BEGIN Provided entries

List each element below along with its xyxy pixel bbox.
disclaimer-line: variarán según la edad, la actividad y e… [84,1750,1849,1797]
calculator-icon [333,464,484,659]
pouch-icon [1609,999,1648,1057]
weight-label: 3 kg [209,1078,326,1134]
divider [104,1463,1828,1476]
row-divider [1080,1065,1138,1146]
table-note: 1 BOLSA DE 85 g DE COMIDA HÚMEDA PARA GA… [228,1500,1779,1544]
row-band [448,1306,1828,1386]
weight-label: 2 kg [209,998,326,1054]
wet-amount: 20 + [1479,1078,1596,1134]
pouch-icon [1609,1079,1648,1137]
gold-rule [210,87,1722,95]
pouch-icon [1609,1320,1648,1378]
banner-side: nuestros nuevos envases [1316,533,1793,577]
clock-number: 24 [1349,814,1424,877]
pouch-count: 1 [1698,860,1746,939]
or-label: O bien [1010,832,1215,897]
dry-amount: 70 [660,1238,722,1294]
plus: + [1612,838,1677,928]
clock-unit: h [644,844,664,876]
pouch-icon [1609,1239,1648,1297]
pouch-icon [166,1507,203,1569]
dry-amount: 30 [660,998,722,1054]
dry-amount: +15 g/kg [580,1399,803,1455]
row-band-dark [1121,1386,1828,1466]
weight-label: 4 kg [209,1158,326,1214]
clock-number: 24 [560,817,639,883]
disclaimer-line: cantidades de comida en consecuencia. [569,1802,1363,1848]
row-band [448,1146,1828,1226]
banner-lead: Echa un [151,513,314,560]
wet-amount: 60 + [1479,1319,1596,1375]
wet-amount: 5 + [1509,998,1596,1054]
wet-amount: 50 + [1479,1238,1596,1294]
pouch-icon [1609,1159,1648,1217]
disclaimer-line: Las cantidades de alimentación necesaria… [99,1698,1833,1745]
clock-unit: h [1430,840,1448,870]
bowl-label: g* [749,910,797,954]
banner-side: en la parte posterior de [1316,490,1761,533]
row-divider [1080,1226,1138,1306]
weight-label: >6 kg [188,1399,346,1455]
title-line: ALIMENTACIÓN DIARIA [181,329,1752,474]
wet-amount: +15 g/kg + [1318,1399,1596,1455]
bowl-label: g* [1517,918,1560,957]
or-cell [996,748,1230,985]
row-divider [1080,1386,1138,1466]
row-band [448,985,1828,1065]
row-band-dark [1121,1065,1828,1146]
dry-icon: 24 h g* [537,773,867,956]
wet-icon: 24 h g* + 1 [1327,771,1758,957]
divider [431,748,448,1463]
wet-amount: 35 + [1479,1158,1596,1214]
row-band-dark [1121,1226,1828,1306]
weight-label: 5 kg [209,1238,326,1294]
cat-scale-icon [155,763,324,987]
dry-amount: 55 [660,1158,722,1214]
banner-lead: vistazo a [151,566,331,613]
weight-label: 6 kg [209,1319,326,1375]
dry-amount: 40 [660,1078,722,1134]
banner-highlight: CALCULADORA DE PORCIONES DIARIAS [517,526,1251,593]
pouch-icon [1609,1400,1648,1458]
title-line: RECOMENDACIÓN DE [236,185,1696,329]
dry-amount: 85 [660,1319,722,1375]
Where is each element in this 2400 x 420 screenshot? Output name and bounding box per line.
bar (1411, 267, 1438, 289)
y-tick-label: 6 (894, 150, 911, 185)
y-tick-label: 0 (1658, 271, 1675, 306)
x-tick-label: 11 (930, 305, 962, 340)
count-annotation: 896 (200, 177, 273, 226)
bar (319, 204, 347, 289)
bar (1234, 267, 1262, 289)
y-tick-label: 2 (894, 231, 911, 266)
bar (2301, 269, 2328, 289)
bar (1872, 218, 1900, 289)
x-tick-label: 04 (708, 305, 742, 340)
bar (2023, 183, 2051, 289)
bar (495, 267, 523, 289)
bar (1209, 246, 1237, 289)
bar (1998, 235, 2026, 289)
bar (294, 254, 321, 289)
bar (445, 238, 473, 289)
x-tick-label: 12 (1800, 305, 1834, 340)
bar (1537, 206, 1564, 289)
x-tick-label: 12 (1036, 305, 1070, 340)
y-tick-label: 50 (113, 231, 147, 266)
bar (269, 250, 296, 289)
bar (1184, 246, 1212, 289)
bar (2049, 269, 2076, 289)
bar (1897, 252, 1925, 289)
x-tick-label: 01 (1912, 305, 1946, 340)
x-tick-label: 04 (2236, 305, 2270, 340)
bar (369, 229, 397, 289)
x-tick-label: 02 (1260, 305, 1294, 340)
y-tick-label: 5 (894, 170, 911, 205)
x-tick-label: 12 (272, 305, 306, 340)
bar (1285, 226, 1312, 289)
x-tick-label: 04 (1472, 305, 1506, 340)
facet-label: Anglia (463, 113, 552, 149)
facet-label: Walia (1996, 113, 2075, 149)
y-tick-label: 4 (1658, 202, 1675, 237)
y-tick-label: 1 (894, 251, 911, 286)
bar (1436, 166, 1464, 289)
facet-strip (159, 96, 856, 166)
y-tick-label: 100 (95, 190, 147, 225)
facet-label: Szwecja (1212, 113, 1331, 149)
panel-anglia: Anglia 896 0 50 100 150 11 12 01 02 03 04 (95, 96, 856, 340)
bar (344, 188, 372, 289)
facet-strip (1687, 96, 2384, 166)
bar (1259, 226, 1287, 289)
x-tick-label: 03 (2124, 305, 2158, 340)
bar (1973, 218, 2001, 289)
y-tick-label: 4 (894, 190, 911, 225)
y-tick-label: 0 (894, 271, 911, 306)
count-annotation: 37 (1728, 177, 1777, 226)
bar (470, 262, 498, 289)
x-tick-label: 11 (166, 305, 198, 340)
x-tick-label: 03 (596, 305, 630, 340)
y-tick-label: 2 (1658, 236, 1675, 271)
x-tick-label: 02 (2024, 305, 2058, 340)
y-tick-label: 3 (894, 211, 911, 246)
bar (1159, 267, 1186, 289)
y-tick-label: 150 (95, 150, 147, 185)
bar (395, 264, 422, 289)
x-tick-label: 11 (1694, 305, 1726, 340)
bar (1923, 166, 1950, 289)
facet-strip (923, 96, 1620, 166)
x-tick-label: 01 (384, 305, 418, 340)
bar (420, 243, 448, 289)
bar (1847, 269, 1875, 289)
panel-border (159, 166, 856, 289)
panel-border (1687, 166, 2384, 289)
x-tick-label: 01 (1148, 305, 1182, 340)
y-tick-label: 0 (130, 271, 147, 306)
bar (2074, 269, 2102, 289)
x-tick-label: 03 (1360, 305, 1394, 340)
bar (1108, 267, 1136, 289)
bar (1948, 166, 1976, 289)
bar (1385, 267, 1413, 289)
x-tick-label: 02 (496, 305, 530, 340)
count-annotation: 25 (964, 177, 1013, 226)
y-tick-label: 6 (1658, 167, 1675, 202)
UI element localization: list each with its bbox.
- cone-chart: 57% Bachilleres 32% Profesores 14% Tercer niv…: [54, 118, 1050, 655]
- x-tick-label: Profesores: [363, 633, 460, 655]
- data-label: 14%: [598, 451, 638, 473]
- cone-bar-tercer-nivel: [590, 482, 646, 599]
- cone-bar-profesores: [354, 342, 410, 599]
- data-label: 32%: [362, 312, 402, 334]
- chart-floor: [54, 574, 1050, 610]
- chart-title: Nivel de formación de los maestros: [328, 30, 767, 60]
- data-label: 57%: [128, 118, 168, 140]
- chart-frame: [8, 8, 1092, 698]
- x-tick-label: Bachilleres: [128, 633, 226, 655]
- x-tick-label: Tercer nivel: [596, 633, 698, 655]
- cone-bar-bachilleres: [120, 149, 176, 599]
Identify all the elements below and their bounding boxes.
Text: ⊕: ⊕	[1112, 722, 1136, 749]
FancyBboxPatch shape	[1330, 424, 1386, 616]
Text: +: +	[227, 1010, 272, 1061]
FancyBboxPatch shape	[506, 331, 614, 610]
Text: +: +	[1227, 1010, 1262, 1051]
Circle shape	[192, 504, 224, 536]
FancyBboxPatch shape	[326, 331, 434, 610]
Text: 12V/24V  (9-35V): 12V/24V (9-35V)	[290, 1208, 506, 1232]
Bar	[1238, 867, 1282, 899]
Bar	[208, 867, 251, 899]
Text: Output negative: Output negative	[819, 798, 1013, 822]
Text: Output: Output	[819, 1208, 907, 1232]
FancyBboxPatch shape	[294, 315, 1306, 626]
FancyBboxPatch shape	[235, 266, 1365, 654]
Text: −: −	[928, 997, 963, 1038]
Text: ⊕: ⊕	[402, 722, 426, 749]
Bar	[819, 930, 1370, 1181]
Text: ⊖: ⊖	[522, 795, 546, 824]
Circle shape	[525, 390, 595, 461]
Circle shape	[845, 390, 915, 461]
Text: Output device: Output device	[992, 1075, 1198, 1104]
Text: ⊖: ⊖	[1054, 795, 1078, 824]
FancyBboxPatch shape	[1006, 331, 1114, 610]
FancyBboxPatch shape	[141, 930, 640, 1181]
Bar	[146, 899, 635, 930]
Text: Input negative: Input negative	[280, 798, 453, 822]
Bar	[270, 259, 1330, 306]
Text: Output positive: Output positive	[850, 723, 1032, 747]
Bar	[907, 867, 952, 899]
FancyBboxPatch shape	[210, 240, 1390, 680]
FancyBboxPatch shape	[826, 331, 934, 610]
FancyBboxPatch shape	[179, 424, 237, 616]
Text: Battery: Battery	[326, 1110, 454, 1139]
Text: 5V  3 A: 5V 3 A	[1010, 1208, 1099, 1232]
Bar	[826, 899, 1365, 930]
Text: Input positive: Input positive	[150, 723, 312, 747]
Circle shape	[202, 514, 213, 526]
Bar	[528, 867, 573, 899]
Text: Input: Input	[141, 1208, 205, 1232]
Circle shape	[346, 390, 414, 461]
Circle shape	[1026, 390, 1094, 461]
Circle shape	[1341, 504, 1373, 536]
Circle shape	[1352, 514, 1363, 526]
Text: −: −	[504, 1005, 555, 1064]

END Provided entries

**Exercise aim:** Write out the rows above, starting with the first row and ending after the row that contains "row-divider [1080,1065,1138,1146]", with each row copied character for character.

**Answer below:**
List each element below along with its xyxy pixel bbox.
disclaimer-line: variarán según la edad, la actividad y e… [84,1750,1849,1797]
calculator-icon [333,464,484,659]
pouch-icon [1609,999,1648,1057]
weight-label: 3 kg [209,1078,326,1134]
divider [104,1463,1828,1476]
row-divider [1080,1065,1138,1146]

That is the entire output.